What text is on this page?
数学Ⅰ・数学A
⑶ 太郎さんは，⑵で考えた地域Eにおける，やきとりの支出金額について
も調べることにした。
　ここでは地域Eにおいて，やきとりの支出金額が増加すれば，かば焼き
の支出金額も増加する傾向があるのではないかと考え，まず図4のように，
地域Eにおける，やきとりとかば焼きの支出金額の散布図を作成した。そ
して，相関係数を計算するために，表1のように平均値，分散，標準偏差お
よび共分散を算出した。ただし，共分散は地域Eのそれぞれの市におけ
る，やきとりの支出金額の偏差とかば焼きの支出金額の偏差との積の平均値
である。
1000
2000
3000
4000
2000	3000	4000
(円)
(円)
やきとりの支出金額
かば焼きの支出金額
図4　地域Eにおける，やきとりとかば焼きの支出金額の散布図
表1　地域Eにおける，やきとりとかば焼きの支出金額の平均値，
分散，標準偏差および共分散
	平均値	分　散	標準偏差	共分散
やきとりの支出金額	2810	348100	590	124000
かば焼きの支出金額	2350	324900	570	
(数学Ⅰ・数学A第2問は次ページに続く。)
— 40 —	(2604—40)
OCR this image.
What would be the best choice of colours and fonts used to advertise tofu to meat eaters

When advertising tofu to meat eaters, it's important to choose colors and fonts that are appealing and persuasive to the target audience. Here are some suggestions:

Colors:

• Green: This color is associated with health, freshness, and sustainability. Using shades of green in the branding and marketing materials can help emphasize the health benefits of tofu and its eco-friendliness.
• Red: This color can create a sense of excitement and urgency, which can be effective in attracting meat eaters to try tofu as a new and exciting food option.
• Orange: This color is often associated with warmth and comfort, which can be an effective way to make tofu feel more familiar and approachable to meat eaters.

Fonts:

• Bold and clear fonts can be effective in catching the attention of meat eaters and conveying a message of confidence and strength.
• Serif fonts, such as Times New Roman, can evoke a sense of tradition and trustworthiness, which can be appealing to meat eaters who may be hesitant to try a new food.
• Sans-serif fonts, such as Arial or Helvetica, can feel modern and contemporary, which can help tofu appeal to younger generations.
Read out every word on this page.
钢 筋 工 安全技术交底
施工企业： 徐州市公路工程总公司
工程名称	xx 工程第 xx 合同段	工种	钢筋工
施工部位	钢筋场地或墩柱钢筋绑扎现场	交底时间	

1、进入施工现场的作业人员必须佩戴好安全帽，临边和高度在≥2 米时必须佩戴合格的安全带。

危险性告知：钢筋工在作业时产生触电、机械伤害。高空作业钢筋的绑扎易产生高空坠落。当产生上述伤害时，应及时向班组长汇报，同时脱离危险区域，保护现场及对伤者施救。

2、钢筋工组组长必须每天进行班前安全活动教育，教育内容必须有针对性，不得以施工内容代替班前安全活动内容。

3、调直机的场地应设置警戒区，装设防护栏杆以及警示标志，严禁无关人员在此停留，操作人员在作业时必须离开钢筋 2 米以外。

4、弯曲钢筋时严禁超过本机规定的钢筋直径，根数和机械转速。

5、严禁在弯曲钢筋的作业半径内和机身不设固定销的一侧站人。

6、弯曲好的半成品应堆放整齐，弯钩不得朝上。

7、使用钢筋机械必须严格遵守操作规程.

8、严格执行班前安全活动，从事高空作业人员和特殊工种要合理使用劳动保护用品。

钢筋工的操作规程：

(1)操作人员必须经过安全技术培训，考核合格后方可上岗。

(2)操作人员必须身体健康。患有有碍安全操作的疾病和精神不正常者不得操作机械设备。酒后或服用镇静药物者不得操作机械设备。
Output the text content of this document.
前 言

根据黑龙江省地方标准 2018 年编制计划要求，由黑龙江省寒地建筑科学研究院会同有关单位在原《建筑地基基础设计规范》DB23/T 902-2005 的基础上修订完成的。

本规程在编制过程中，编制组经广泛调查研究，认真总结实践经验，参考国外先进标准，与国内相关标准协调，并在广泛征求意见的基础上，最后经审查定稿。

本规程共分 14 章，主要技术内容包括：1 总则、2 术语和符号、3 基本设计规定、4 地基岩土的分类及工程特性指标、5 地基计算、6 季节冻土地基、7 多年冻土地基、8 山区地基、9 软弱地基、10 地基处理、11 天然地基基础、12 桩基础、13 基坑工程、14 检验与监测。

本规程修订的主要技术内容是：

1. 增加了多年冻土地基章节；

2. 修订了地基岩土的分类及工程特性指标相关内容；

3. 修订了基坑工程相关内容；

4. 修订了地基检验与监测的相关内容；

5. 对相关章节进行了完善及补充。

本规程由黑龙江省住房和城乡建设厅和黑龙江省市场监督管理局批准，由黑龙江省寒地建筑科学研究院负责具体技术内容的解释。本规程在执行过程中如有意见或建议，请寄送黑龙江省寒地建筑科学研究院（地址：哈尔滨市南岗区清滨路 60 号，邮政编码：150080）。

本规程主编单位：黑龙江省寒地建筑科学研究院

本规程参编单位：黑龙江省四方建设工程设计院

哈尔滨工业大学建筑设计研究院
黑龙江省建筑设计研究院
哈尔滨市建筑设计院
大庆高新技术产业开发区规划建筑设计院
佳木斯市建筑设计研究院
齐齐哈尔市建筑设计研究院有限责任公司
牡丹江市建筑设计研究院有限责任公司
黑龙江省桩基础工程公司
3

SET PROBLEM — Each entry above is to be quoted exactly.

WRITTEN RESPONSE —
What text is on this page?
数学Ⅰ・数学A
⑶ 太郎さんは，⑵で考えた地域Eにおける，やきとりの支出金額について
も調べることにした。
　ここでは地域Eにおいて，やきとりの支出金額が増加すれば，かば焼き
の支出金額も増加する傾向があるのではないかと考え，まず図4のように，
地域Eにおける，やきとりとかば焼きの支出金額の散布図を作成した。そ
して，相関係数を計算するために，表1のように平均値，分散，標準偏差お
よび共分散を算出した。ただし，共分散は地域Eのそれぞれの市におけ
る，やきとりの支出金額の偏差とかば焼きの支出金額の偏差との積の平均値
である。
1000
2000
3000
4000
2000	3000	4000
(円)
(円)
やきとりの支出金額
かば焼きの支出金額
図4　地域Eにおける，やきとりとかば焼きの支出金額の散布図
表1　地域Eにおける，やきとりとかば焼きの支出金額の平均値，
分散，標準偏差および共分散
	平均値	分　散	標準偏差	共分散
やきとりの支出金額	2810	348100	590	124000
かば焼きの支出金額	2350	324900	570	
(数学Ⅰ・数学A第2問は次ページに続く。)
— 40 —	(2604—40)
OCR this image.
What would be the best choice of colours and fonts used to advertise tofu to meat eaters

When advertising tofu to meat eaters, it's important to choose colors and fonts that are appealing and persuasive to the target audience. Here are some suggestions:

Colors:

• Green: This color is associated with health, freshness, and sustainability. Using shades of green in the branding and marketing materials can help emphasize the health benefits of tofu and its eco-friendliness.
• Red: This color can create a sense of excitement and urgency, which can be effective in attracting meat eaters to try tofu as a new and exciting food option.
• Orange: This color is often associated with warmth and comfort, which can be an effective way to make tofu feel more familiar and approachable to meat eaters.

Fonts:

• Bold and clear fonts can be effective in catching the attention of meat eaters and conveying a message of confidence and strength.
• Serif fonts, such as Times New Roman, can evoke a sense of tradition and trustworthiness, which can be appealing to meat eaters who may be hesitant to try a new food.
• Sans-serif fonts, such as Arial or Helvetica, can feel modern and contemporary, which can help tofu appeal to younger generations.
Read out every word on this page.
钢 筋 工 安全技术交底
施工企业： 徐州市公路工程总公司
工程名称	xx 工程第 xx 合同段	工种	钢筋工
施工部位	钢筋场地或墩柱钢筋绑扎现场	交底时间	

1、进入施工现场的作业人员必须佩戴好安全帽，临边和高度在≥2 米时必须佩戴合格的安全带。

危险性告知：钢筋工在作业时产生触电、机械伤害。高空作业钢筋的绑扎易产生高空坠落。当产生上述伤害时，应及时向班组长汇报，同时脱离危险区域，保护现场及对伤者施救。

2、钢筋工组组长必须每天进行班前安全活动教育，教育内容必须有针对性，不得以施工内容代替班前安全活动内容。

3、调直机的场地应设置警戒区，装设防护栏杆以及警示标志，严禁无关人员在此停留，操作人员在作业时必须离开钢筋 2 米以外。

4、弯曲钢筋时严禁超过本机规定的钢筋直径，根数和机械转速。

5、严禁在弯曲钢筋的作业半径内和机身不设固定销的一侧站人。

6、弯曲好的半成品应堆放整齐，弯钩不得朝上。

7、使用钢筋机械必须严格遵守操作规程.

8、严格执行班前安全活动，从事高空作业人员和特殊工种要合理使用劳动保护用品。

钢筋工的操作规程：

(1)操作人员必须经过安全技术培训，考核合格后方可上岗。

(2)操作人员必须身体健康。患有有碍安全操作的疾病和精神不正常者不得操作机械设备。酒后或服用镇静药物者不得操作机械设备。
Output the text content of this document.
前 言

根据黑龙江省地方标准 2018 年编制计划要求，由黑龙江省寒地建筑科学研究院会同有关单位在原《建筑地基基础设计规范》DB23/T 902-2005 的基础上修订完成的。

本规程在编制过程中，编制组经广泛调查研究，认真总结实践经验，参考国外先进标准，与国内相关标准协调，并在广泛征求意见的基础上，最后经审查定稿。

本规程共分 14 章，主要技术内容包括：1 总则、2 术语和符号、3 基本设计规定、4 地基岩土的分类及工程特性指标、5 地基计算、6 季节冻土地基、7 多年冻土地基、8 山区地基、9 软弱地基、10 地基处理、11 天然地基基础、12 桩基础、13 基坑工程、14 检验与监测。

本规程修订的主要技术内容是：

1. 增加了多年冻土地基章节；

2. 修订了地基岩土的分类及工程特性指标相关内容；

3. 修订了基坑工程相关内容；

4. 修订了地基检验与监测的相关内容；

5. 对相关章节进行了完善及补充。

本规程由黑龙江省住房和城乡建设厅和黑龙江省市场监督管理局批准，由黑龙江省寒地建筑科学研究院负责具体技术内容的解释。本规程在执行过程中如有意见或建议，请寄送黑龙江省寒地建筑科学研究院（地址：哈尔滨市南岗区清滨路 60 号，邮政编码：150080）。

本规程主编单位：黑龙江省寒地建筑科学研究院

本规程参编单位：黑龙江省四方建设工程设计院

哈尔滨工业大学建筑设计研究院
黑龙江省建筑设计研究院
哈尔滨市建筑设计院
大庆高新技术产业开发区规划建筑设计院
佳木斯市建筑设计研究院
齐齐哈尔市建筑设计研究院有限责任公司
牡丹江市建筑设计研究院有限责任公司
黑龙江省桩基础工程公司
3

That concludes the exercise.